Directive: Find the line with "Read this page and output its text content.", then retype it and each later line through the last, exactly. Leave out pictures.

Record extracts:
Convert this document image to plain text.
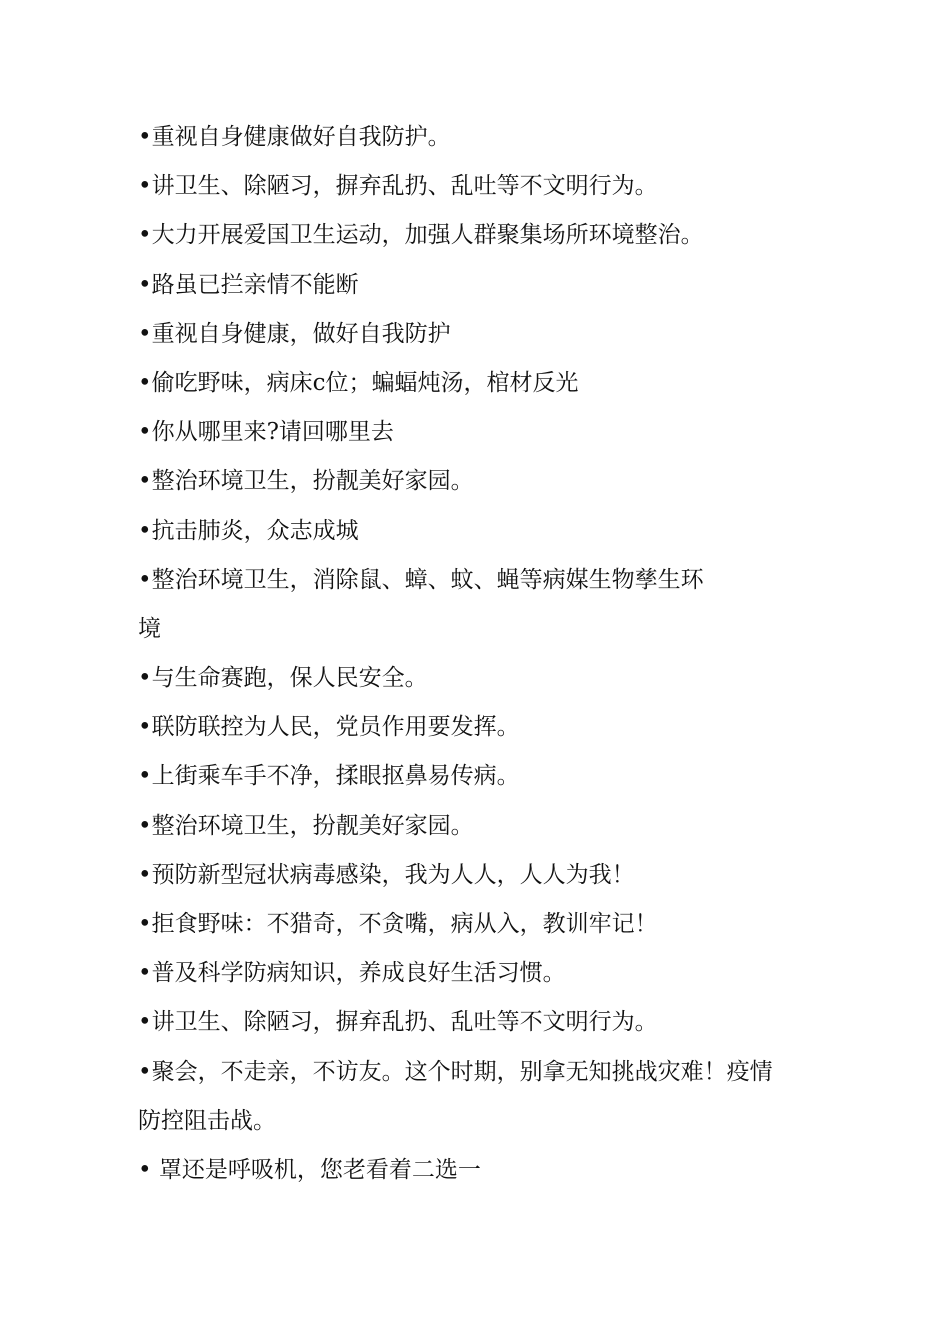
•重视自身健康做好自我防护。
•讲卫生、除陋习，摒弃乱扔、乱吐等不文明行为。
•大力开展爱国卫生运动，加强人群聚集场所环境整治。
•路虽已拦亲情不能断
•重视自身健康，做好自我防护
•偷吃野味，病床c位；蝙蝠炖汤，棺材反光
•你从哪里来?请回哪里去
•整治环境卫生，扮靓美好家园。
•抗击肺炎，众志成城
•整治环境卫生，消除鼠、蟑、蚊、蝇等病媒生物孳生环
境
•与生命赛跑，保人民安全。
•联防联控为人民，党员作用要发挥。
•上街乘车手不净，揉眼抠鼻易传病。
•整治环境卫生，扮靓美好家园。
•预防新型冠状病毒感染，我为人人，人人为我！
•拒食野味：不猎奇，不贪嘴，病从入，教训牢记！
•普及科学防病知识，养成良好生活习惯。
•讲卫生、除陋习，摒弃乱扔、乱吐等不文明行为。
•聚会，不走亲，不访友。这个时期，别拿无知挑战灾难！疫情
防控阻击战。
• 罩还是呼吸机，您老看着二选一
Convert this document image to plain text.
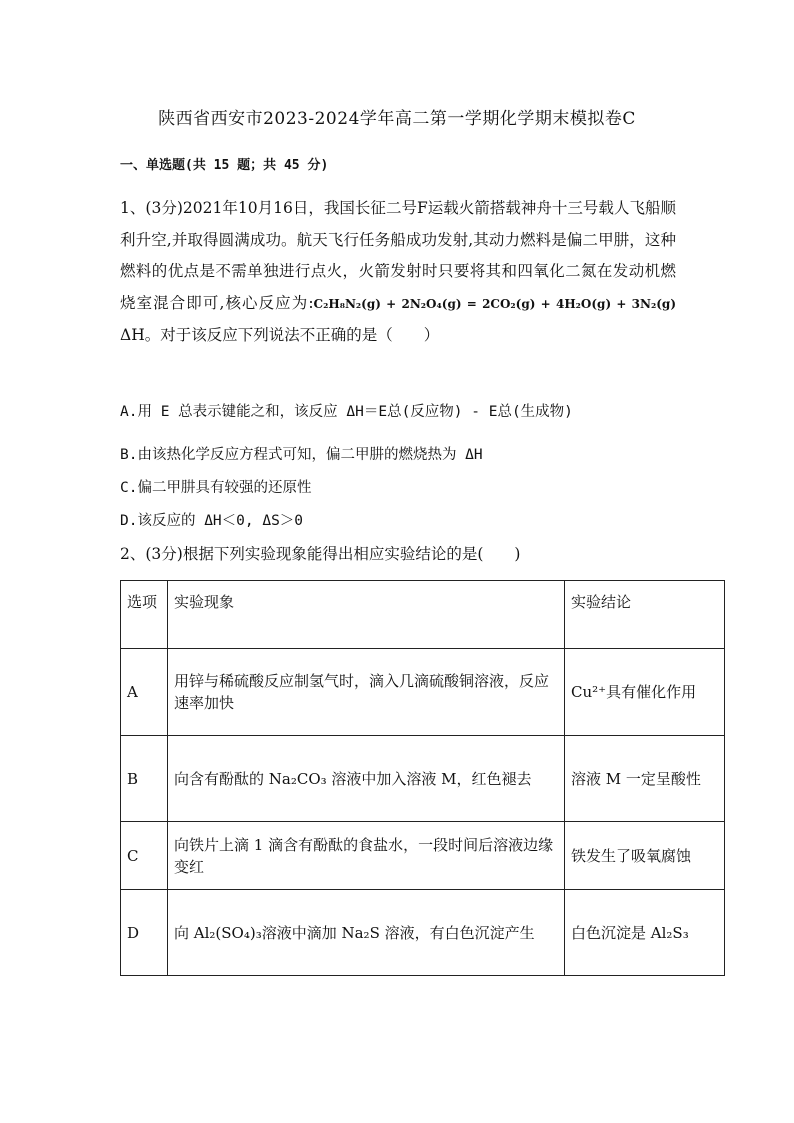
陕西省西安市2023-2024学年高二第一学期化学期末模拟卷C
一、单选题(共 15 题；共 45 分)
1、(3分)2021年10月16日，我国长征二号F运载火箭搭载神舟十三号载人飞船顺利升空,并取得圆满成功。航天飞行任务船成功发射,其动力燃料是偏二甲肼，这种燃料的优点是不需单独进行点火，火箭发射时只要将其和四氧化二氮在发动机燃烧室混合即可,核心反应为:C₂H₈N₂(g) + 2N₂O₄(g) = 2CO₂(g) + 4H₂O(g) + 3N₂(g) ΔH。对于该反应下列说法不正确的是（　　）
A.用 E 总表示键能之和，该反应 ΔH＝E总(反应物) - E总(生成物)
B.由该热化学反应方程式可知，偏二甲肼的燃烧热为 ΔH
C.偏二甲肼具有较强的还原性
D.该反应的 ΔH＜0, ΔS＞0
2、(3分)根据下列实验现象能得出相应实验结论的是(　　)
选项	实验现象	实验结论
A	用锌与稀硫酸反应制氢气时，滴入几滴硫酸铜溶液，反应速率加快	Cu²⁺具有催化作用
B	向含有酚酞的 Na₂CO₃ 溶液中加入溶液 M，红色褪去	溶液 M 一定呈酸性
C	向铁片上滴 1 滴含有酚酞的食盐水，一段时间后溶液边缘变红	铁发生了吸氧腐蚀
D	向 Al₂(SO₄)₃溶液中滴加 Na₂S 溶液，有白色沉淀产生	白色沉淀是 Al₂S₃
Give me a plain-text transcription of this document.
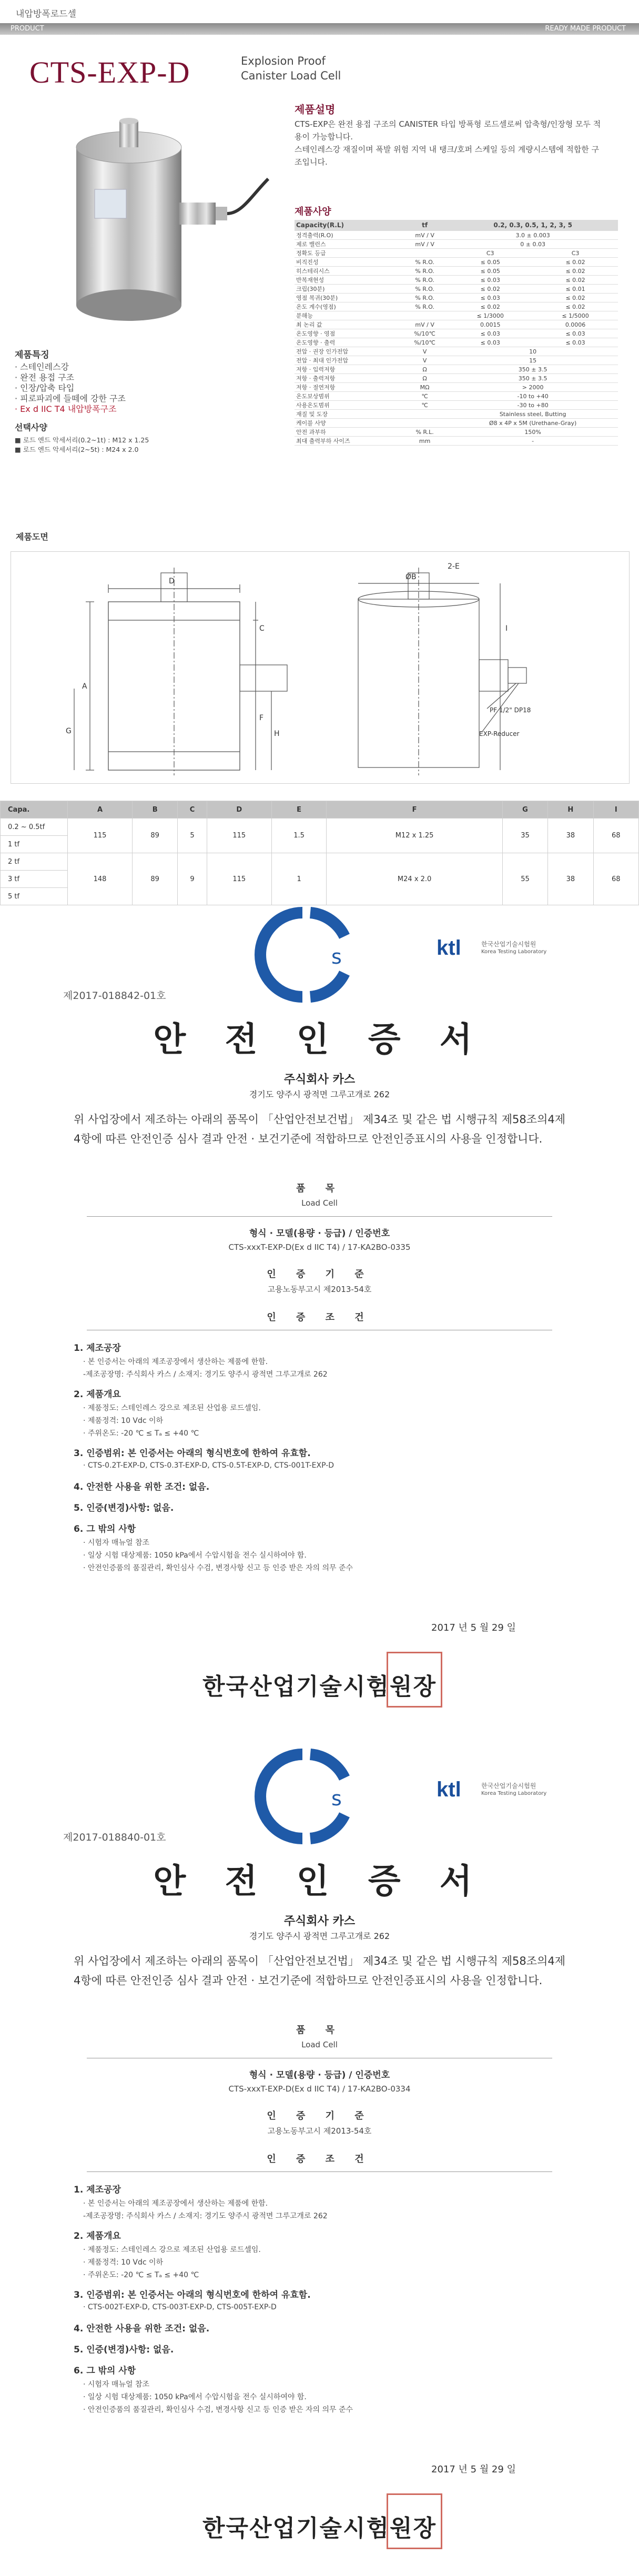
내압방폭로드셀
PRODUCT	READY MADE PRODUCT
CTS-EXP-D	Explosion Proof
Canister Load Cell
제품설명
CTS-EXP은 완전 용접 구조의 CANISTER 타입 방폭형 로드셀로써 압축형/인장형 모두 적
용이 가능합니다.
스테인레스강 재질이며 폭발 위험 지역 내 탱크/호퍼 스케일 등의 계량시스템에 적합한 구
조입니다.
제품사양
Capacity(R.L)	tf	0.2, 0.3, 0.5, 1, 2, 3, 5	
정격출력(R.O)	mV / V	3.0 ± 0.003	
제로 밸런스	mV / V	0 ± 0.03	
정확도 등급		C3	C3
비직진성	% R.O.	≤ 0.05	≤ 0.02
히스테리시스	% R.O.	≤ 0.05	≤ 0.02
반복재현성	% R.O.	≤ 0.03	≤ 0.02
크립(30분)	% R.O.	≤ 0.02	≤ 0.01
영점 복귀(30분)	% R.O.	≤ 0.03	≤ 0.02
온도 계수(영점)	% R.O.	≤ 0.02	≤ 0.02
분해능		≤ 1/3000	≤ 1/5000
최 논리 값	mV / V	0.0015	0.0006
온도영향 · 영점	%/10℃	≤ 0.03	≤ 0.03
온도영향 · 출력	%/10℃	≤ 0.03	≤ 0.03
전압 · 권장 인가전압	V	10	
전압 · 최대 인가전압	V	15	
저항 · 입력저항	Ω	350 ± 3.5	
저항 · 출력저항	Ω	350 ± 3.5	
저항 · 절연저항	MΩ	> 2000	
온도보상범위	℃	-10 to +40	
사용온도범위	℃	-30 to +80	
재질 및 도장		Stainless steel, Butting	
케이블 사양		Ø8 x 4P x 5M (Urethane-Gray)	
안전 과부하	% R.L.	150%	
최대 출력부하 사이즈	mm	-	
제품특징
· 스테인레스강
· 완전 용접 구조
· 인장/압축 타입
· 피로파괴에 들떼에 강한 구조
· Ex d IIC T4 내압방폭구조
선택사양
■ 로드 엔드 악세서리(0.2~1t) : M12 x 1.25
■ 로드 엔드 악세서리(2~5t) : M24 x 2.0
제품도면
D
A
C
F
H
G
ØB
2-E
I
PF 1/2" DP18
EXP-Reducer
Capa.	A	B	C	D	E	F	G	H	I
0.2 ~ 0.5tf	115	89	5	115	1.5	M12 x 1.25	35	38	68
1 tf									
2 tf	148	89	9	115	1	M24 x 2.0	55	38	68
3 tf									
5 tf									
s	ktl	한국산업기술시험원
Korea Testing Laboratory
제2017-018842-01호
안 전 인 증 서
주식회사 카스
경기도 양주시 광적면 그루고개로 262
위 사업장에서 제조하는 아래의 품목이 「산업안전보건법」 제34조 및 같은 법 시행규칙 제58조의4제4항에 따른 안전인증 심사 결과 안전 · 보건기준에 적합하므로 안전인증표시의 사용을 인정합니다.
품 목
Load Cell
형식 · 모델(용량 · 등급) / 인증번호
CTS-xxxT-EXP-D(Ex d IIC T4) / 17-KA2BO-0335
인 증 기 준
고용노동부고시 제2013-54호
인 증 조 건
1. 제조공장
· 본 인증서는 아래의 제조공장에서 생산하는 제품에 한함.
-제조공장명: 주식회사 카스 / 소재지: 경기도 양주시 광적면 그루고개로 262
2. 제품개요
· 제품정도: 스테인레스 강으로 제조된 산업용 로드셀임.
· 제품정격: 10 Vdc 이하
· 주위온도: -20 ℃ ≤ Tₐ ≤ +40 ℃
3. 인증범위: 본 인증서는 아래의 형식번호에 한하여 유효함.
· CTS-0.2T-EXP-D, CTS-0.3T-EXP-D, CTS-0.5T-EXP-D, CTS-001T-EXP-D
4. 안전한 사용을 위한 조건: 없음.
5. 인증(변경)사항: 없음.
6. 그 밖의 사항
· 시험자 매뉴얼 참조
· 일상 시험 대상제품: 1050 kPa에서 수압시험을 전수 실시하여야 함.
· 안전인증품의 품질관리, 확인심사 수검, 변경사항 신고 등 인증 받은 자의 의무 준수
2017 년 5 월 29 일
한국산업기술시험원장
s	ktl	한국산업기술시험원
Korea Testing Laboratory
제2017-018840-01호
안 전 인 증 서
주식회사 카스
경기도 양주시 광적면 그루고개로 262
위 사업장에서 제조하는 아래의 품목이 「산업안전보건법」 제34조 및 같은 법 시행규칙 제58조의4제4항에 따른 안전인증 심사 결과 안전 · 보건기준에 적합하므로 안전인증표시의 사용을 인정합니다.
품 목
Load Cell
형식 · 모델(용량 · 등급) / 인증번호
CTS-xxxT-EXP-D(Ex d IIC T4) / 17-KA2BO-0334
인 증 기 준
고용노동부고시 제2013-54호
인 증 조 건
1. 제조공장
· 본 인증서는 아래의 제조공장에서 생산하는 제품에 한함.
-제조공장명: 주식회사 카스 / 소재지: 경기도 양주시 광적면 그루고개로 262
2. 제품개요
· 제품정도: 스테인레스 강으로 제조된 산업용 로드셀임.
· 제품정격: 10 Vdc 이하
· 주위온도: -20 ℃ ≤ Tₐ ≤ +40 ℃
3. 인증범위: 본 인증서는 아래의 형식번호에 한하여 유효함.
· CTS-002T-EXP-D, CTS-003T-EXP-D, CTS-005T-EXP-D
4. 안전한 사용을 위한 조건: 없음.
5. 인증(변경)사항: 없음.
6. 그 밖의 사항
· 시험자 매뉴얼 참조
· 일상 시험 대상제품: 1050 kPa에서 수압시험을 전수 실시하여야 함.
· 안전인증품의 품질관리, 확인심사 수검, 변경사항 신고 등 인증 받은 자의 의무 준수
2017 년 5 월 29 일
한국산업기술시험원장
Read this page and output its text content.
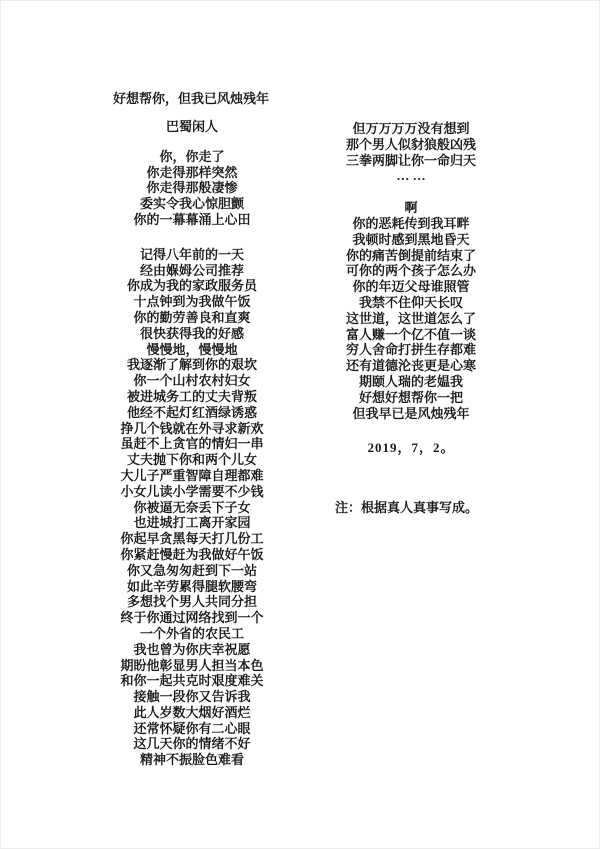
好想帮你，但我已风烛残年
巴蜀闲人
你，你走了
你走得那样突然
你走得那般凄惨
委实令我心惊胆颤
你的一幕幕涌上心田
记得八年前的一天
经由媬姆公司推荐
你成为我的家政服务员
十点钟到为我做午饭
你的勤劳善良和直爽
很快获得我的好感
慢慢地，慢慢地
我逐渐了解到你的艰坎
你一个山村农村妇女
被进城务工的丈夫背叛
他经不起灯红酒绿诱惑
挣几个钱就在外寻求新欢
虽赶不上贪官的情妇一串
丈夫抛下你和两个儿女
大儿子严重智障自理都难
小女儿读小学需要不少钱
你被逼无奈丢下子女
也进城打工离开家园
你起早贪黑每天打几份工
你紧赶慢赶为我做好午饭
你又急匆匆赶到下一站
如此辛劳累得腿软腰弯
多想找个男人共同分担
终于你通过网络找到一个
一个外省的农民工
我也曾为你庆幸祝愿
期盼他彰显男人担当本色
和你一起共克时艰度难关
接触一段你又告诉我
此人岁数大烟好酒烂
还常怀疑你有二心眼
这几天你的情绪不好
精神不振脸色难看
但万万万万没有想到
那个男人似豺狼般凶残
三拳两脚让你一命归天
… …
啊
你的恶耗传到我耳畔
我顿时感到黑地昏天
你的痛苦倒提前结束了
可你的两个孩子怎么办
你的年迈父母谁照管
我禁不住仰天长叹
这世道，这世道怎么了
富人赚一个亿不值一谈
穷人舍命打拼生存都难
还有道德沦丧更是心寒
期颐人瑞的老媪我
好想好想帮你一把
但我早已是风烛残年
2019，7，2。
注：根据真人真事写成。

Final result:
Read this page and output its text content.
好想帮你，但我已风烛残年
巴蜀闲人
你，你走了
你走得那样突然
你走得那般凄惨
委实令我心惊胆颤
你的一幕幕涌上心田
记得八年前的一天
经由媬姆公司推荐
你成为我的家政服务员
十点钟到为我做午饭
你的勤劳善良和直爽
很快获得我的好感
慢慢地，慢慢地
我逐渐了解到你的艰坎
你一个山村农村妇女
被进城务工的丈夫背叛
他经不起灯红酒绿诱惑
挣几个钱就在外寻求新欢
虽赶不上贪官的情妇一串
丈夫抛下你和两个儿女
大儿子严重智障自理都难
小女儿读小学需要不少钱
你被逼无奈丢下子女
也进城打工离开家园
你起早贪黑每天打几份工
你紧赶慢赶为我做好午饭
你又急匆匆赶到下一站
如此辛劳累得腿软腰弯
多想找个男人共同分担
终于你通过网络找到一个
一个外省的农民工
我也曾为你庆幸祝愿
期盼他彰显男人担当本色
和你一起共克时艰度难关
接触一段你又告诉我
此人岁数大烟好酒烂
还常怀疑你有二心眼
这几天你的情绪不好
精神不振脸色难看
但万万万万没有想到
那个男人似豺狼般凶残
三拳两脚让你一命归天
… …
啊
你的恶耗传到我耳畔
我顿时感到黑地昏天
你的痛苦倒提前结束了
可你的两个孩子怎么办
你的年迈父母谁照管
我禁不住仰天长叹
这世道，这世道怎么了
富人赚一个亿不值一谈
穷人舍命打拼生存都难
还有道德沦丧更是心寒
期颐人瑞的老媪我
好想好想帮你一把
但我早已是风烛残年
2019，7，2。
注：根据真人真事写成。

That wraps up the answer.